(Stored items)
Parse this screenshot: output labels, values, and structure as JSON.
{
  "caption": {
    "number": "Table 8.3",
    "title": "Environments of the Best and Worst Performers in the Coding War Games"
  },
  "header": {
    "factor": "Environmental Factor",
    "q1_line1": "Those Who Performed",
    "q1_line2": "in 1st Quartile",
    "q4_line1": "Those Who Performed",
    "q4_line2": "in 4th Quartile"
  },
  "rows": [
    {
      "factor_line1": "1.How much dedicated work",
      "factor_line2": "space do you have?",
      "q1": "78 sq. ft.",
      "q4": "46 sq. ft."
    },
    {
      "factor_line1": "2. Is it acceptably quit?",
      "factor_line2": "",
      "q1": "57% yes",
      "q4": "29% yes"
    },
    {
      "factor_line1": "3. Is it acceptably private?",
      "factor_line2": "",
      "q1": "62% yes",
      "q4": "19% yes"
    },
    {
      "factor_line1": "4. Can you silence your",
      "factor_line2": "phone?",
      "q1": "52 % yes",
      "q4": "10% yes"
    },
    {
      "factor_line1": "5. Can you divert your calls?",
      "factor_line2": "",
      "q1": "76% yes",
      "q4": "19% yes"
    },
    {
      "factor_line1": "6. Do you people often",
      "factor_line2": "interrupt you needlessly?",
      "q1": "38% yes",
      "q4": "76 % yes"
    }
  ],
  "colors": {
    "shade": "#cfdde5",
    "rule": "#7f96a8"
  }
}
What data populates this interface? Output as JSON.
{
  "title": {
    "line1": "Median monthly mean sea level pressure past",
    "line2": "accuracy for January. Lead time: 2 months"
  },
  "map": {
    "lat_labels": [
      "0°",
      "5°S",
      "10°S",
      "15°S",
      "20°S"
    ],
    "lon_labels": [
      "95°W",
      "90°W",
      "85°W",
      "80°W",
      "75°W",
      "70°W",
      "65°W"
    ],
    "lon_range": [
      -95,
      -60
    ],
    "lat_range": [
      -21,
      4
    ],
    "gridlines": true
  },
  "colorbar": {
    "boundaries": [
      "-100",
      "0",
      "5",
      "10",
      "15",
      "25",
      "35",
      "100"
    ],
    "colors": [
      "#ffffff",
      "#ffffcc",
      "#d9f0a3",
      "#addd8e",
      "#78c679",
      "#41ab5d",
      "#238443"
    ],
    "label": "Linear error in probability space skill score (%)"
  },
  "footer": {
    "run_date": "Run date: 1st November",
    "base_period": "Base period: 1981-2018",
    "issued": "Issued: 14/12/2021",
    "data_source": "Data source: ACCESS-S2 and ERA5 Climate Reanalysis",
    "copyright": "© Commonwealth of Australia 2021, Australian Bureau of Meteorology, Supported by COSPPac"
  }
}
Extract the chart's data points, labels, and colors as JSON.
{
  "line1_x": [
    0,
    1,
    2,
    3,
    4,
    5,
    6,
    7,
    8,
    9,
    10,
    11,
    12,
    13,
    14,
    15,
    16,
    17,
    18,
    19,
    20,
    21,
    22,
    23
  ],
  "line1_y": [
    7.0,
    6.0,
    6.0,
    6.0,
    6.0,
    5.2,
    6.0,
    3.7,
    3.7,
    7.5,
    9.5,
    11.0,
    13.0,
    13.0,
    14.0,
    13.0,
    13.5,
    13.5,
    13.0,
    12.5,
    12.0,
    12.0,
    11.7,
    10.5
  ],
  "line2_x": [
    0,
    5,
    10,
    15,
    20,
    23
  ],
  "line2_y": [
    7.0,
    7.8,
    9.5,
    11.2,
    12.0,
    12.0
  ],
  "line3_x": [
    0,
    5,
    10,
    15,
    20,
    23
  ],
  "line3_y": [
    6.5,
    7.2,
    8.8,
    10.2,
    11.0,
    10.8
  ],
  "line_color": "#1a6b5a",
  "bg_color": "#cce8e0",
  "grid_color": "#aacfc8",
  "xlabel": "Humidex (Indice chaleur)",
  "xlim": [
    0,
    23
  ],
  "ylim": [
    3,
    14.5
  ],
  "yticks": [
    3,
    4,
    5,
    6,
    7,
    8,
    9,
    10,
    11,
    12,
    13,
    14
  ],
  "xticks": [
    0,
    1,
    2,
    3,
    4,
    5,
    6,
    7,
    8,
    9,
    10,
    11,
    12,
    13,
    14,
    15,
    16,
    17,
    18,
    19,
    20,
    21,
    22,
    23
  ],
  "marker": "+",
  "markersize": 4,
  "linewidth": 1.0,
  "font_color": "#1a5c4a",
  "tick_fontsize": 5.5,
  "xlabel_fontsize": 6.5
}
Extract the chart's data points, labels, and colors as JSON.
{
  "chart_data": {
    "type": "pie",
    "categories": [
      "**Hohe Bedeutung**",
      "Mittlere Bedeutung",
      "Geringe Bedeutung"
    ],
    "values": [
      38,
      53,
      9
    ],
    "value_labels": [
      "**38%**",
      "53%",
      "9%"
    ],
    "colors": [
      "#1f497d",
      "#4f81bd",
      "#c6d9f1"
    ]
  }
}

■ WHAT YOU SHOULD DO: Only the number is wanted: how many lines contain the string "acceptably"?

■ EXERCISE OUTPUT: 2